** START EXERCISE INPUTS **

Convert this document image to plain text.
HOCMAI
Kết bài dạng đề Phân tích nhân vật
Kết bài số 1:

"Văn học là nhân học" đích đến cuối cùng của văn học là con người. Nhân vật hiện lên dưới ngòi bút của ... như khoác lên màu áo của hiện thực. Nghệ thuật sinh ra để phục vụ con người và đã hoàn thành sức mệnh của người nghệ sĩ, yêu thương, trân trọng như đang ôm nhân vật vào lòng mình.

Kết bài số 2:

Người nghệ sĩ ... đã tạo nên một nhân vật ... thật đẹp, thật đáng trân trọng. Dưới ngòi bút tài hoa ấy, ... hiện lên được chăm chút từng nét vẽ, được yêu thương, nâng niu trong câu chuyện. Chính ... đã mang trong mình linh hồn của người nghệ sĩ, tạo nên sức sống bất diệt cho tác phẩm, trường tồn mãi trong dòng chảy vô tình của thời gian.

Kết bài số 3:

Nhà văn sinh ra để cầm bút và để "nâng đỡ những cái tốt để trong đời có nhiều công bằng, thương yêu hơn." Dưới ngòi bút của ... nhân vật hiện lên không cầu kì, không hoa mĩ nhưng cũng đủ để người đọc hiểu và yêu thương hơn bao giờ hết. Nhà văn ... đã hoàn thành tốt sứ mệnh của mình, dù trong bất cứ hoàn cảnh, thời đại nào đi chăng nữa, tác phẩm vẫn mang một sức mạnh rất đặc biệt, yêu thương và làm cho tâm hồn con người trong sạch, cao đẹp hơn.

** END EXERCISE INPUTS **

◆ **TASK REQUIREMENTS**
Write the material out again in its entirety, exactly as shown.

◆ **COMPLETE ANSWER**
Convert this document image to plain text.
HOCMAI
Kết bài dạng đề Phân tích nhân vật
Kết bài số 1:

"Văn học là nhân học" đích đến cuối cùng của văn học là con người. Nhân vật hiện lên dưới ngòi bút của ... như khoác lên màu áo của hiện thực. Nghệ thuật sinh ra để phục vụ con người và đã hoàn thành sức mệnh của người nghệ sĩ, yêu thương, trân trọng như đang ôm nhân vật vào lòng mình.

Kết bài số 2:

Người nghệ sĩ ... đã tạo nên một nhân vật ... thật đẹp, thật đáng trân trọng. Dưới ngòi bút tài hoa ấy, ... hiện lên được chăm chút từng nét vẽ, được yêu thương, nâng niu trong câu chuyện. Chính ... đã mang trong mình linh hồn của người nghệ sĩ, tạo nên sức sống bất diệt cho tác phẩm, trường tồn mãi trong dòng chảy vô tình của thời gian.

Kết bài số 3:

Nhà văn sinh ra để cầm bút và để "nâng đỡ những cái tốt để trong đời có nhiều công bằng, thương yêu hơn." Dưới ngòi bút của ... nhân vật hiện lên không cầu kì, không hoa mĩ nhưng cũng đủ để người đọc hiểu và yêu thương hơn bao giờ hết. Nhà văn ... đã hoàn thành tốt sứ mệnh của mình, dù trong bất cứ hoàn cảnh, thời đại nào đi chăng nữa, tác phẩm vẫn mang một sức mạnh rất đặc biệt, yêu thương và làm cho tâm hồn con người trong sạch, cao đẹp hơn.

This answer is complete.